=== Records shown ===
--- Start ---
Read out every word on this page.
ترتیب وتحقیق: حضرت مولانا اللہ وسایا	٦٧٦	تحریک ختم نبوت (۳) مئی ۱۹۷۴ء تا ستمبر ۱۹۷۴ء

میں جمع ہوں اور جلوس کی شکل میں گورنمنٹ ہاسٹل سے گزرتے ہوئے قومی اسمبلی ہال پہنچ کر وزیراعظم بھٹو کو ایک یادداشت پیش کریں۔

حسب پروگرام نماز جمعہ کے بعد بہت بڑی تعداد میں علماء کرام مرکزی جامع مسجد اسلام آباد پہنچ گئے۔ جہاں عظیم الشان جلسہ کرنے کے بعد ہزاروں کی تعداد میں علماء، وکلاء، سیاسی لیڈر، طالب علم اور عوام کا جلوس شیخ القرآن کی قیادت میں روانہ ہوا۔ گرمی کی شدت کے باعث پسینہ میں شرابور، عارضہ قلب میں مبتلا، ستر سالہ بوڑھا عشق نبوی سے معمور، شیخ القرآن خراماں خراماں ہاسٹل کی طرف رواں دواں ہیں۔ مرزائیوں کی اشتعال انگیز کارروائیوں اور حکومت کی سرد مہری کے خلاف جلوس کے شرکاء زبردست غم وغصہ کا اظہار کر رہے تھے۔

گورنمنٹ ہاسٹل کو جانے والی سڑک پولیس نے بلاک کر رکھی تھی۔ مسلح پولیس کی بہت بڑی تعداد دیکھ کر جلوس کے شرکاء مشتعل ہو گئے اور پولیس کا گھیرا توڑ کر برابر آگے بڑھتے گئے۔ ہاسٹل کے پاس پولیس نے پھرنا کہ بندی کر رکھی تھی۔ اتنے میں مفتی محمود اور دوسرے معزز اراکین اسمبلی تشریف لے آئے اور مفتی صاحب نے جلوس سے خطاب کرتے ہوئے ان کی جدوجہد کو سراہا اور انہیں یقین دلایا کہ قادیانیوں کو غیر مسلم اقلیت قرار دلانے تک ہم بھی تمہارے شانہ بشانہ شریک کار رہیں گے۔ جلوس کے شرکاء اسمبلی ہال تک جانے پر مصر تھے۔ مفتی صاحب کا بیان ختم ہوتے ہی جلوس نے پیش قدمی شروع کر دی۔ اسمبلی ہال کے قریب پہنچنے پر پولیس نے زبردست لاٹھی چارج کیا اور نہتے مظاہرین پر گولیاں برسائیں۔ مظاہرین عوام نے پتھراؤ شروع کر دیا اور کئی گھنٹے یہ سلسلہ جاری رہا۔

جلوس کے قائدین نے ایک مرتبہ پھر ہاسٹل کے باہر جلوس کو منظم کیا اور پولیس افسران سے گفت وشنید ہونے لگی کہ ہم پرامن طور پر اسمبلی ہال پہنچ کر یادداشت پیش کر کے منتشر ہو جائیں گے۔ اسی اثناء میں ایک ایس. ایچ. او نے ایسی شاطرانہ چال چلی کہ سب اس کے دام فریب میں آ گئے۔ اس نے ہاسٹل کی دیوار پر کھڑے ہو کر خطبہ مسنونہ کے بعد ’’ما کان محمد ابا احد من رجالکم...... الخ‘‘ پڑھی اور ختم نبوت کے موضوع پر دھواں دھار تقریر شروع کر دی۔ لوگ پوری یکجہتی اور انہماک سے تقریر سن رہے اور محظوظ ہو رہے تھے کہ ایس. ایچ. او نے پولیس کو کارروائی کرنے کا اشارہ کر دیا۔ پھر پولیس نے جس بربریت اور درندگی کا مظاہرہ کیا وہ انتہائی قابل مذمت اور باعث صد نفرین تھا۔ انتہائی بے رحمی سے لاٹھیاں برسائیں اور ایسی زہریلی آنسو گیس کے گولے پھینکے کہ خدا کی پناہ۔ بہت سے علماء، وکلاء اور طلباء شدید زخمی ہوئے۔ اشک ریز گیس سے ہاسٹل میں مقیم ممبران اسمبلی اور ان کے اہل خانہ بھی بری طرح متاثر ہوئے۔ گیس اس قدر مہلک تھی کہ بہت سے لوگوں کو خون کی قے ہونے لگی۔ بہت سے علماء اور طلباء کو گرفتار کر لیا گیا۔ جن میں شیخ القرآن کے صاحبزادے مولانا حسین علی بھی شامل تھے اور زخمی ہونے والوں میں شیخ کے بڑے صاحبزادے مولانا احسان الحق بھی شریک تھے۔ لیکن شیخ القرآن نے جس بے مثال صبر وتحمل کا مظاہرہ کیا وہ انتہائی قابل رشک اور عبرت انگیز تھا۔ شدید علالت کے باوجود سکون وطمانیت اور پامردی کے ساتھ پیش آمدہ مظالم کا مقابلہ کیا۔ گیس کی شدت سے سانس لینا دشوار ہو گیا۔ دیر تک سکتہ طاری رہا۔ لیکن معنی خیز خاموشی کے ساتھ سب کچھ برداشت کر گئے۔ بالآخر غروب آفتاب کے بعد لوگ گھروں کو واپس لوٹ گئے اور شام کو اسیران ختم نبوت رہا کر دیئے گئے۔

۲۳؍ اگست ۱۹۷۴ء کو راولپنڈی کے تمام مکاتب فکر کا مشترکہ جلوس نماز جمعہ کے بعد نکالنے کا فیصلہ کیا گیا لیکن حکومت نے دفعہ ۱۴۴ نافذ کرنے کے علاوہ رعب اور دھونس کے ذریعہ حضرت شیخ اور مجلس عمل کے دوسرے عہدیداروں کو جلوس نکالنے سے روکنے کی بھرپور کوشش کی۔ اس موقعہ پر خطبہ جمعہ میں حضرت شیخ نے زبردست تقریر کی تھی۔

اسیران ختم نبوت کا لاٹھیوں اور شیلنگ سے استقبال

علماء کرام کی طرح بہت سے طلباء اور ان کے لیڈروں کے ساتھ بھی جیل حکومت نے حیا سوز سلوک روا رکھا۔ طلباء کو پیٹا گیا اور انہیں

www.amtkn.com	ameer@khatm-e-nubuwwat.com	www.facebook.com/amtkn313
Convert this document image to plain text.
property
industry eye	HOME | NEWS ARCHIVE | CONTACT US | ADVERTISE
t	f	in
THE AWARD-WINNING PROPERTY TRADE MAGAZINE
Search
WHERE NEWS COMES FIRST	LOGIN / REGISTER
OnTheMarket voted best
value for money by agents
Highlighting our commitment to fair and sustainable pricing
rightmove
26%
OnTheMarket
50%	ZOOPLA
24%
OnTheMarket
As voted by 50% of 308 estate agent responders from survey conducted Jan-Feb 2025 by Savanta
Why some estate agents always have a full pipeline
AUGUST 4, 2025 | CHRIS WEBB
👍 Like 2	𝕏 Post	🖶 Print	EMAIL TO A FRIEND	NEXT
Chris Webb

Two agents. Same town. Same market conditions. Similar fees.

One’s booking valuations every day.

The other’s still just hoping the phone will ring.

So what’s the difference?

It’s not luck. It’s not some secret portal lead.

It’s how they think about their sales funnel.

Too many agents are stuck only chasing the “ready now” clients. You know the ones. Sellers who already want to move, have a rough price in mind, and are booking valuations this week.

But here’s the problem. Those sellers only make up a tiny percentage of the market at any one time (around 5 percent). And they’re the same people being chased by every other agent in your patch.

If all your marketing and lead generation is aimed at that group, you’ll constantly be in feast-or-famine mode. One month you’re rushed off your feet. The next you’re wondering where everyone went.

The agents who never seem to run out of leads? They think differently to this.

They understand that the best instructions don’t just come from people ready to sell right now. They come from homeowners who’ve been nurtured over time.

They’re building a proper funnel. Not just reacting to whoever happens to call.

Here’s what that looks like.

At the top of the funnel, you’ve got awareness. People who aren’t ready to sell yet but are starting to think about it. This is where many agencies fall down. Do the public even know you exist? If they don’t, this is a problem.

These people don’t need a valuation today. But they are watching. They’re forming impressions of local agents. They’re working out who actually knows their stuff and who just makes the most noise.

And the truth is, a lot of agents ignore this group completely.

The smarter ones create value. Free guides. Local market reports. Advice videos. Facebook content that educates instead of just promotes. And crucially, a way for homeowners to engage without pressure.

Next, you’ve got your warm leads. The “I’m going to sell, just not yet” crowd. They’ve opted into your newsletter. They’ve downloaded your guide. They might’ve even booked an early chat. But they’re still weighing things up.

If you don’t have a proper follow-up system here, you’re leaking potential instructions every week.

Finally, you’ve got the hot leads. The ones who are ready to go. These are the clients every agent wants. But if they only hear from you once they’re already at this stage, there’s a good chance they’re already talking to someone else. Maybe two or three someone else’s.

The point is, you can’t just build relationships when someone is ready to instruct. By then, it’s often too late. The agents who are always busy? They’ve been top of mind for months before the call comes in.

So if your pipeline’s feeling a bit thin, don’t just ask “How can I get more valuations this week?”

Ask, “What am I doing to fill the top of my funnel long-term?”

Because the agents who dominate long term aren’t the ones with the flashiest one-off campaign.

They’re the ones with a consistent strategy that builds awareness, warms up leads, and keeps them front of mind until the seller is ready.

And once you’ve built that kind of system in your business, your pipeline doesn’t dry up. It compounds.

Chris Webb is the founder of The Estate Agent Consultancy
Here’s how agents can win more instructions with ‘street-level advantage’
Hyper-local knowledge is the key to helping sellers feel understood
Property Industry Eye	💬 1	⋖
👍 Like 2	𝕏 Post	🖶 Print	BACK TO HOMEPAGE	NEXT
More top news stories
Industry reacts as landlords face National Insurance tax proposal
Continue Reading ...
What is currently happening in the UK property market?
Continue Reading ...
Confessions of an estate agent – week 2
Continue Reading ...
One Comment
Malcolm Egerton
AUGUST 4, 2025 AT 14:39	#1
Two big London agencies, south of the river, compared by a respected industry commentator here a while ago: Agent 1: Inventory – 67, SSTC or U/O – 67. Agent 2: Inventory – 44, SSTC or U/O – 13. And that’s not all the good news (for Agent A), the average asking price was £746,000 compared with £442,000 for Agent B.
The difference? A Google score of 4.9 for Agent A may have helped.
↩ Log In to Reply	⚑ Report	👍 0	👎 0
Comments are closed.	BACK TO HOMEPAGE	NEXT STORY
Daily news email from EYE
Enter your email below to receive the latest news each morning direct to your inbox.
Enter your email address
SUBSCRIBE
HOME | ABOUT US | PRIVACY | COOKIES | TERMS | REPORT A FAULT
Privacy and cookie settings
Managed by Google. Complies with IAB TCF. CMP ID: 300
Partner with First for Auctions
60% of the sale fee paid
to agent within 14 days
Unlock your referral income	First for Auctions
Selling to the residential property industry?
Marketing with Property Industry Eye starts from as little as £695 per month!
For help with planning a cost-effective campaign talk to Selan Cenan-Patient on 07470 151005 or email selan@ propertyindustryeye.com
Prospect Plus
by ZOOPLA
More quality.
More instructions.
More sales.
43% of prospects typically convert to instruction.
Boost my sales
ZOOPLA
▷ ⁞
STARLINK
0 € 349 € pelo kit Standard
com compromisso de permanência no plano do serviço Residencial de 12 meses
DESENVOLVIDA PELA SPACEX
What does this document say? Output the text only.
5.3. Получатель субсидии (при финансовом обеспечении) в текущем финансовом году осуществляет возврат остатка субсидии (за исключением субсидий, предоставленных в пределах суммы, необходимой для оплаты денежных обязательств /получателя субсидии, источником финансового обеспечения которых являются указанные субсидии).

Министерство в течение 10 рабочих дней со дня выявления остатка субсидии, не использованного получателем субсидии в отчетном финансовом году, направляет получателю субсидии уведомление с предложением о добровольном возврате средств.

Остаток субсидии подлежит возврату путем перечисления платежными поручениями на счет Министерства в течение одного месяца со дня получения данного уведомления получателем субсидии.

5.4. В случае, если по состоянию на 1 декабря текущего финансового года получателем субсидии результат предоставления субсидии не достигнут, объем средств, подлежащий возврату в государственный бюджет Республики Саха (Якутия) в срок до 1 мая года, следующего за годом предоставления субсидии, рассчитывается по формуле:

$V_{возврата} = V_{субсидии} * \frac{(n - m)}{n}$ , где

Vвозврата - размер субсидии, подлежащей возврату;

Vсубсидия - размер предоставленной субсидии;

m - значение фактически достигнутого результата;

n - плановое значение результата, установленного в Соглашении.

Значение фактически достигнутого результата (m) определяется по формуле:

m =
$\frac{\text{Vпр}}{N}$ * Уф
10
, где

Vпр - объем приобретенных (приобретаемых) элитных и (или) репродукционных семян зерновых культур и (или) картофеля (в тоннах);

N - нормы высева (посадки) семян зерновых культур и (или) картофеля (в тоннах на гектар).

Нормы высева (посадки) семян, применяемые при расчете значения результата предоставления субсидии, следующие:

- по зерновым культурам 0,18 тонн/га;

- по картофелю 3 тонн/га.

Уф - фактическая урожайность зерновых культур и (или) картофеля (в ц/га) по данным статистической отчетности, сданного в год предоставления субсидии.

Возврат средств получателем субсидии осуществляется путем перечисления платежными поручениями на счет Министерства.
--- End ---
=== The exercise ===
Review the preceding data and report every line that includes the string "یادداشت".

=== Worked solution ===
میں جمع ہوں اور جلوس کی شکل میں گورنمنٹ ہاسٹل سے گزرتے ہوئے قومی اسمبلی ہال پہنچ کر وزیراعظم بھٹو کو ایک یادداشت پیش کریں۔
جلوس کے قائدین نے ایک مرتبہ پھر ہاسٹل کے باہر جلوس کو منظم کیا اور پولیس افسران سے گفت وشنید ہونے لگی کہ ہم پرامن طور پر اسمبلی ہال پہنچ کر یادداشت پیش کر کے منتشر ہو جائیں گے۔ اسی اثناء میں ایک ایس. ایچ. او نے ایسی شاطرانہ چال چلی کہ سب اس کے دام فریب میں آ گئے۔ اس نے ہاسٹل کی دیوار پر کھڑے ہو کر خطبہ مسنونہ کے بعد ’’ما کان محمد ابا احد من رجالکم...... الخ‘‘ پڑھی اور ختم نبوت کے موضوع پر دھواں دھار تقریر شروع کر دی۔ لوگ پوری یکجہتی اور انہماک سے تقریر سن رہے اور محظوظ ہو رہے تھے کہ ایس. ایچ. او نے پولیس کو کارروائی کرنے کا اشارہ کر دیا۔ پھر پولیس نے جس بربریت اور درندگی کا مظاہرہ کیا وہ انتہائی قابل مذمت اور باعث صد نفرین تھا۔ انتہائی بے رحمی سے لاٹھیاں برسائیں اور ایسی زہریلی آنسو گیس کے گولے پھینکے کہ خدا کی پناہ۔ بہت سے علماء، وکلاء اور طلباء شدید زخمی ہوئے۔ اشک ریز گیس سے ہاسٹل میں مقیم ممبران اسمبلی اور ان کے اہل خانہ بھی بری طرح متاثر ہوئے۔ گیس اس قدر مہلک تھی کہ بہت سے لوگوں کو خون کی قے ہونے لگی۔ بہت سے علماء اور طلباء کو گرفتار کر لیا گیا۔ جن میں شیخ القرآن کے صاحبزادے مولانا حسین علی بھی شامل تھے اور زخمی ہونے والوں میں شیخ کے بڑے صاحبزادے مولانا احسان الحق بھی شریک تھے۔ لیکن شیخ القرآن نے جس بے مثال صبر وتحمل کا مظاہرہ کیا وہ انتہائی قابل رشک اور عبرت انگیز تھا۔ شدید علالت کے باوجود سکون وطمانیت اور پامردی کے ساتھ پیش آمدہ مظالم کا مقابلہ کیا۔ گیس کی شدت سے سانس لینا دشوار ہو گیا۔ دیر تک سکتہ طاری رہا۔ لیکن معنی خیز خاموشی کے ساتھ سب کچھ برداشت کر گئے۔ بالآخر غروب آفتاب کے بعد لوگ گھروں کو واپس لوٹ گئے اور شام کو اسیران ختم نبوت رہا کر دیئے گئے۔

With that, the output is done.